> _Aim of the task_: Go through the data below and copy it exactly, skipping every picture.

> _Entries shown_:
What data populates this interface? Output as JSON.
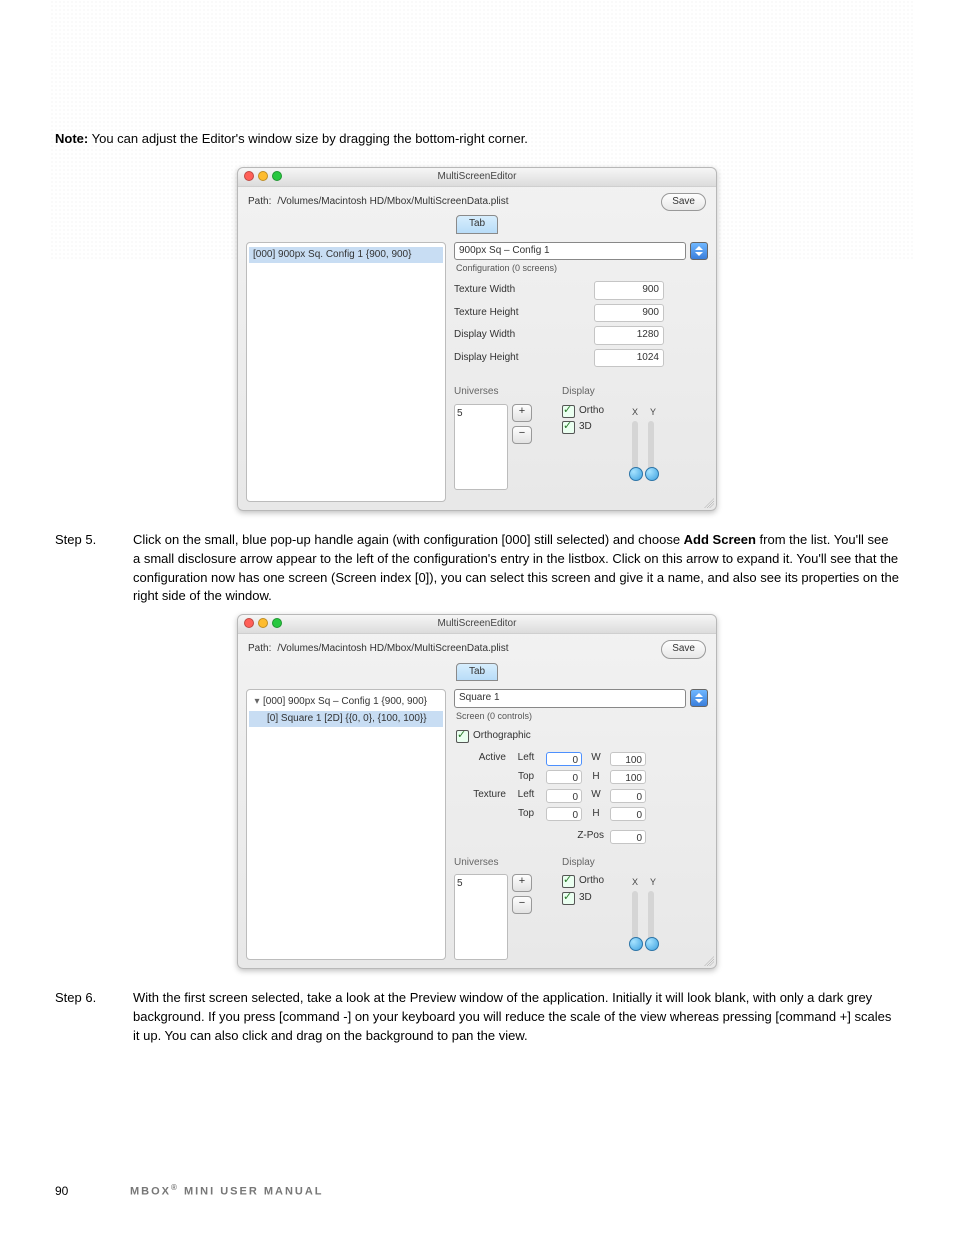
{
  "note_label": "Note:",
  "note_text": "You can adjust the Editor's window size by dragging the bottom-right corner.",
  "win1": {
    "title": "MultiScreenEditor",
    "path_label": "Path:",
    "path": "/Volumes/Macintosh HD/Mbox/MultiScreenData.plist",
    "save": "Save",
    "tab": "Tab",
    "list_item": "[000] 900px Sq. Config 1 {900, 900}",
    "name": "900px Sq – Config 1",
    "subtitle": "Configuration (0 screens)",
    "props": {
      "tw_l": "Texture Width",
      "tw_v": "900",
      "th_l": "Texture Height",
      "th_v": "900",
      "dw_l": "Display Width",
      "dw_v": "1280",
      "dh_l": "Display Height",
      "dh_v": "1024"
    },
    "universes_hdr": "Universes",
    "uni_value": "5",
    "display_hdr": "Display",
    "ortho": "Ortho",
    "threeD": "3D",
    "x": "X",
    "y": "Y"
  },
  "step5_label": "Step    5.",
  "step5_text_a": "Click on the small, blue pop-up handle again (with configuration [000] still selected) and choose ",
  "step5_bold": "Add Screen",
  "step5_text_b": " from the list. You'll see a small disclosure arrow appear to the left of the configuration's entry in the listbox. Click on this arrow to expand it. You'll see that the configuration now has one screen (Screen index [0]), you can select this screen and give it a name, and also see its properties on the right side of the window.",
  "win2": {
    "title": "MultiScreenEditor",
    "path_label": "Path:",
    "path": "/Volumes/Macintosh HD/Mbox/MultiScreenData.plist",
    "save": "Save",
    "tab": "Tab",
    "list_parent": "[000] 900px Sq – Config 1 {900, 900}",
    "list_child": "[0] Square 1  [2D] {{0, 0}, {100, 100}}",
    "name": "Square 1",
    "subtitle": "Screen (0 controls)",
    "orthographic": "Orthographic",
    "grid": {
      "active": "Active",
      "texture": "Texture",
      "left": "Left",
      "top": "Top",
      "w": "W",
      "h": "H",
      "zpos": "Z-Pos",
      "a_left": "0",
      "a_top": "0",
      "a_w": "100",
      "a_h": "100",
      "t_left": "0",
      "t_top": "0",
      "t_w": "0",
      "t_h": "0",
      "z": "0"
    },
    "universes_hdr": "Universes",
    "uni_value": "5",
    "display_hdr": "Display",
    "ortho": "Ortho",
    "threeD": "3D",
    "x": "X",
    "y": "Y"
  },
  "step6_label": "Step    6.",
  "step6_text": "With the first screen selected, take a look at the Preview window of the application. Initially it will look blank, with only a dark grey background. If you press [command -] on your keyboard you will reduce the scale of the view whereas pressing [command +] scales it up. You can also click and drag on the background to pan the view.",
  "footer_page": "90",
  "footer_title_a": "MBOX",
  "footer_title_b": " MINI USER MANUAL"
}
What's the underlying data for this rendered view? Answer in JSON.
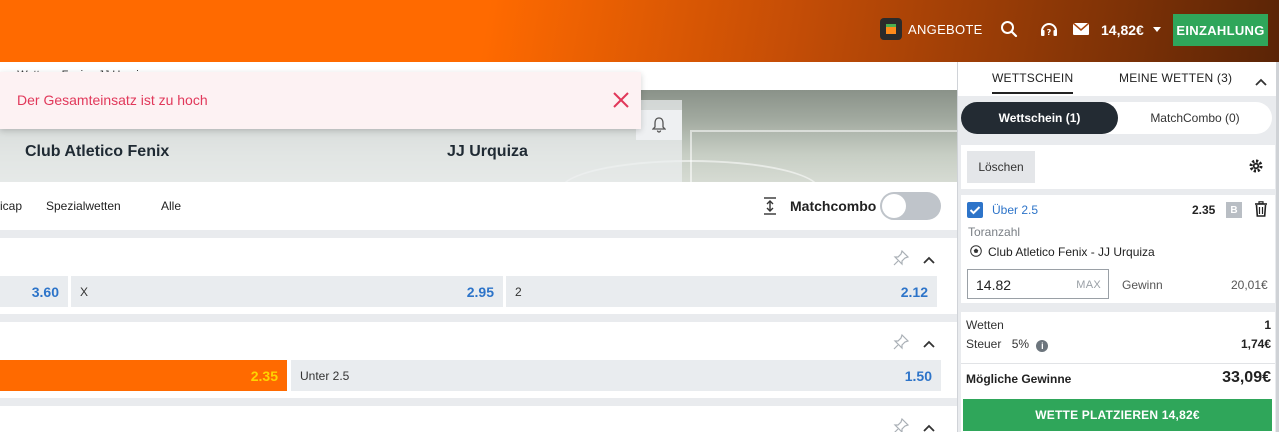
{
  "header": {
    "offers_label": "ANGEBOTE",
    "balance": "14,82€",
    "deposit_label": "EINZAHLUNG"
  },
  "breadcrumb": "... Wetten · Fenix · JJ Urquiza",
  "toast": {
    "message": "Der Gesamteinsatz ist zu hoch"
  },
  "event": {
    "home_team": "Club Atletico Fenix",
    "away_team": "JJ Urquiza"
  },
  "market_tabs": [
    "icap",
    "Spezialwetten",
    "Alle"
  ],
  "matchcombo": {
    "label": "Matchcombo",
    "enabled": false
  },
  "markets": [
    {
      "odds": [
        {
          "label": "",
          "value": "3.60"
        },
        {
          "label": "X",
          "value": "2.95"
        },
        {
          "label": "2",
          "value": "2.12"
        }
      ]
    },
    {
      "odds": [
        {
          "label": "",
          "value": "2.35",
          "selected": true
        },
        {
          "label": "Unter 2.5",
          "value": "1.50"
        }
      ]
    }
  ],
  "betslip": {
    "tabs": [
      "WETTSCHEIN",
      "MEINE WETTEN (3)"
    ],
    "segments": [
      "Wettschein (1)",
      "MatchCombo (0)"
    ],
    "clear_label": "Löschen",
    "bet": {
      "selection": "Über 2.5",
      "odd": "2.35",
      "boost_badge": "B",
      "market": "Toranzahl",
      "match": "Club Atletico Fenix - JJ Urquiza",
      "stake": "14.82",
      "max_label": "MAX",
      "win_label": "Gewinn",
      "win_value": "20,01€"
    },
    "summary": {
      "bets_label": "Wetten",
      "bets_value": "1",
      "tax_label": "Steuer",
      "tax_rate": "5%",
      "tax_value": "1,74€",
      "possible_win_label": "Mögliche Gewinne",
      "possible_win_value": "33,09€"
    },
    "place_label": "WETTE PLATZIEREN 14,82€"
  },
  "colors": {
    "brand_orange": "#ff6a00",
    "green": "#2fa65a",
    "odds_blue": "#2d74c9",
    "error_red": "#e1385a",
    "dark": "#232b33"
  }
}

> _Solution to this problem_:
What data populates this interface? Output as JSON.
{
  "note_label": "Note:",
  "note_text": "You can adjust the Editor's window size by dragging the bottom-right corner.",
  "win1": {
    "title": "MultiScreenEditor",
    "path_label": "Path:",
    "path": "/Volumes/Macintosh HD/Mbox/MultiScreenData.plist",
    "save": "Save",
    "tab": "Tab",
    "list_item": "[000] 900px Sq. Config 1 {900, 900}",
    "name": "900px Sq – Config 1",
    "subtitle": "Configuration (0 screens)",
    "props": {
      "tw_l": "Texture Width",
      "tw_v": "900",
      "th_l": "Texture Height",
      "th_v": "900",
      "dw_l": "Display Width",
      "dw_v": "1280",
      "dh_l": "Display Height",
      "dh_v": "1024"
    },
    "universes_hdr": "Universes",
    "uni_value": "5",
    "display_hdr": "Display",
    "ortho": "Ortho",
    "threeD": "3D",
    "x": "X",
    "y": "Y"
  },
  "step5_label": "Step    5.",
  "step5_text_a": "Click on the small, blue pop-up handle again (with configuration [000] still selected) and choose ",
  "step5_bold": "Add Screen",
  "step5_text_b": " from the list. You'll see a small disclosure arrow appear to the left of the configuration's entry in the listbox. Click on this arrow to expand it. You'll see that the configuration now has one screen (Screen index [0]), you can select this screen and give it a name, and also see its properties on the right side of the window.",
  "win2": {
    "title": "MultiScreenEditor",
    "path_label": "Path:",
    "path": "/Volumes/Macintosh HD/Mbox/MultiScreenData.plist",
    "save": "Save",
    "tab": "Tab",
    "list_parent": "[000] 900px Sq – Config 1 {900, 900}",
    "list_child": "[0] Square 1  [2D] {{0, 0}, {100, 100}}",
    "name": "Square 1",
    "subtitle": "Screen (0 controls)",
    "orthographic": "Orthographic",
    "grid": {
      "active": "Active",
      "texture": "Texture",
      "left": "Left",
      "top": "Top",
      "w": "W",
      "h": "H",
      "zpos": "Z-Pos",
      "a_left": "0",
      "a_top": "0",
      "a_w": "100",
      "a_h": "100",
      "t_left": "0",
      "t_top": "0",
      "t_w": "0",
      "t_h": "0",
      "z": "0"
    },
    "universes_hdr": "Universes",
    "uni_value": "5",
    "display_hdr": "Display",
    "ortho": "Ortho",
    "threeD": "3D",
    "x": "X",
    "y": "Y"
  },
  "step6_label": "Step    6.",
  "step6_text": "With the first screen selected, take a look at the Preview window of the application. Initially it will look blank, with only a dark grey background. If you press [command -] on your keyboard you will reduce the scale of the view whereas pressing [command +] scales it up. You can also click and drag on the background to pan the view.",
  "footer_page": "90",
  "footer_title_a": "MBOX",
  "footer_title_b": " MINI USER MANUAL"
}
What's the underlying data for this rendered view? Answer in JSON.
{
  "header": {
    "offers_label": "ANGEBOTE",
    "balance": "14,82€",
    "deposit_label": "EINZAHLUNG"
  },
  "breadcrumb": "... Wetten · Fenix · JJ Urquiza",
  "toast": {
    "message": "Der Gesamteinsatz ist zu hoch"
  },
  "event": {
    "home_team": "Club Atletico Fenix",
    "away_team": "JJ Urquiza"
  },
  "market_tabs": [
    "icap",
    "Spezialwetten",
    "Alle"
  ],
  "matchcombo": {
    "label": "Matchcombo",
    "enabled": false
  },
  "markets": [
    {
      "odds": [
        {
          "label": "",
          "value": "3.60"
        },
        {
          "label": "X",
          "value": "2.95"
        },
        {
          "label": "2",
          "value": "2.12"
        }
      ]
    },
    {
      "odds": [
        {
          "label": "",
          "value": "2.35",
          "selected": true
        },
        {
          "label": "Unter 2.5",
          "value": "1.50"
        }
      ]
    }
  ],
  "betslip": {
    "tabs": [
      "WETTSCHEIN",
      "MEINE WETTEN (3)"
    ],
    "segments": [
      "Wettschein (1)",
      "MatchCombo (0)"
    ],
    "clear_label": "Löschen",
    "bet": {
      "selection": "Über 2.5",
      "odd": "2.35",
      "boost_badge": "B",
      "market": "Toranzahl",
      "match": "Club Atletico Fenix - JJ Urquiza",
      "stake": "14.82",
      "max_label": "MAX",
      "win_label": "Gewinn",
      "win_value": "20,01€"
    },
    "summary": {
      "bets_label": "Wetten",
      "bets_value": "1",
      "tax_label": "Steuer",
      "tax_rate": "5%",
      "tax_value": "1,74€",
      "possible_win_label": "Mögliche Gewinne",
      "possible_win_value": "33,09€"
    },
    "place_label": "WETTE PLATZIEREN 14,82€"
  },
  "colors": {
    "brand_orange": "#ff6a00",
    "green": "#2fa65a",
    "odds_blue": "#2d74c9",
    "error_red": "#e1385a",
    "dark": "#232b33"
  }
}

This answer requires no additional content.